Given problem: Reproduce the entries word for word, and omit any picture you find in them.
---
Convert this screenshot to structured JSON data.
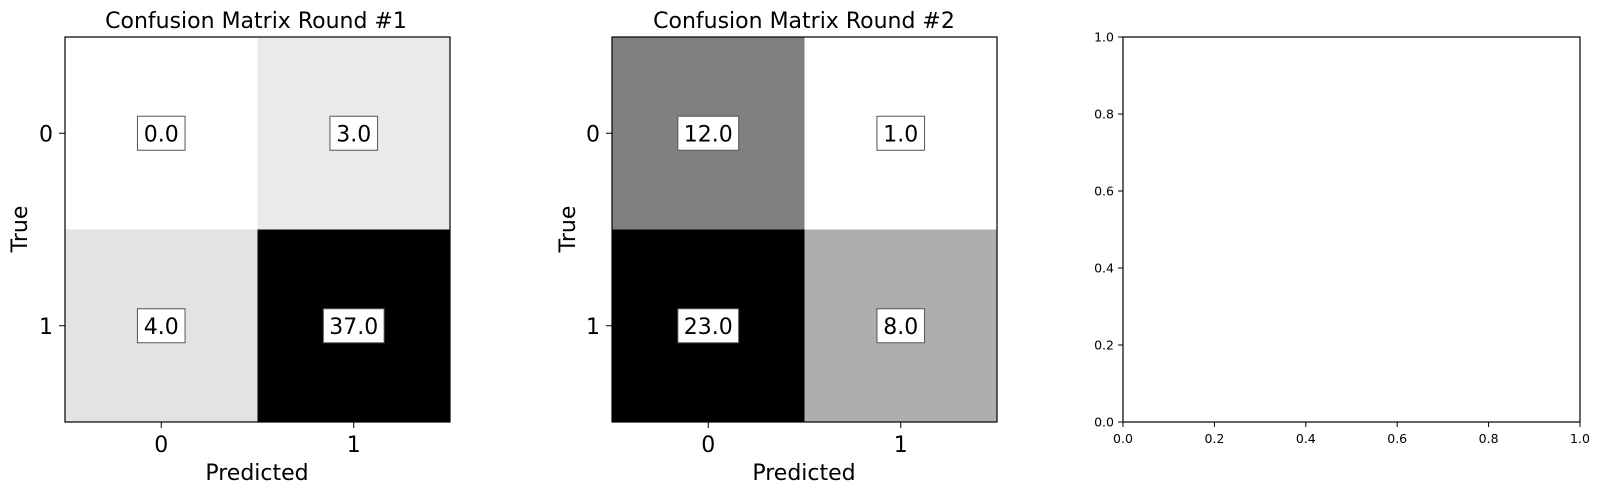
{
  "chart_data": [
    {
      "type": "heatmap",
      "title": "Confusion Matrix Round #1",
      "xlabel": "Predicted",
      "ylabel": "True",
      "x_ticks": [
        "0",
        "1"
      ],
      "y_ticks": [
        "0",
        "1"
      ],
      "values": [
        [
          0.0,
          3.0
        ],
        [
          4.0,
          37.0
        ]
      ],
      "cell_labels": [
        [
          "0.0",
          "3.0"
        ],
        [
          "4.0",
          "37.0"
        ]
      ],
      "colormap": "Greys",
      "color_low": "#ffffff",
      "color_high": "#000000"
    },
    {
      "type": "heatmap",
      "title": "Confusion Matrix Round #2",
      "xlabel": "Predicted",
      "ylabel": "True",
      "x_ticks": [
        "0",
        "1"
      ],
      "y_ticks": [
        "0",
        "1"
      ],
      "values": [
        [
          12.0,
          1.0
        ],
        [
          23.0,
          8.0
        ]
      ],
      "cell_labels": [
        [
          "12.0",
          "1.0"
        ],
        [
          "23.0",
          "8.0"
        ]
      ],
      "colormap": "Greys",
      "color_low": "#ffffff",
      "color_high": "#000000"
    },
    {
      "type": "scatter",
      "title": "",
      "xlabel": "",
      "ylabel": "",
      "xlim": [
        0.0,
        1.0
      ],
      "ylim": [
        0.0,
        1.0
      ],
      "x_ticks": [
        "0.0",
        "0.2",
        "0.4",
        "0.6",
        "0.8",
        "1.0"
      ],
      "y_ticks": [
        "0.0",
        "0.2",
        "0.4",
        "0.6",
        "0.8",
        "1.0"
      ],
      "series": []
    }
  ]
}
---
Completed task:
Convert this screenshot to structured JSON data.
{
  "chart_data": [
    {
      "type": "heatmap",
      "title": "Confusion Matrix Round #1",
      "xlabel": "Predicted",
      "ylabel": "True",
      "x_ticks": [
        "0",
        "1"
      ],
      "y_ticks": [
        "0",
        "1"
      ],
      "values": [
        [
          0.0,
          3.0
        ],
        [
          4.0,
          37.0
        ]
      ],
      "cell_labels": [
        [
          "0.0",
          "3.0"
        ],
        [
          "4.0",
          "37.0"
        ]
      ],
      "colormap": "Greys",
      "color_low": "#ffffff",
      "color_high": "#000000"
    },
    {
      "type": "heatmap",
      "title": "Confusion Matrix Round #2",
      "xlabel": "Predicted",
      "ylabel": "True",
      "x_ticks": [
        "0",
        "1"
      ],
      "y_ticks": [
        "0",
        "1"
      ],
      "values": [
        [
          12.0,
          1.0
        ],
        [
          23.0,
          8.0
        ]
      ],
      "cell_labels": [
        [
          "12.0",
          "1.0"
        ],
        [
          "23.0",
          "8.0"
        ]
      ],
      "colormap": "Greys",
      "color_low": "#ffffff",
      "color_high": "#000000"
    },
    {
      "type": "scatter",
      "title": "",
      "xlabel": "",
      "ylabel": "",
      "xlim": [
        0.0,
        1.0
      ],
      "ylim": [
        0.0,
        1.0
      ],
      "x_ticks": [
        "0.0",
        "0.2",
        "0.4",
        "0.6",
        "0.8",
        "1.0"
      ],
      "y_ticks": [
        "0.0",
        "0.2",
        "0.4",
        "0.6",
        "0.8",
        "1.0"
      ],
      "series": []
    }
  ]
}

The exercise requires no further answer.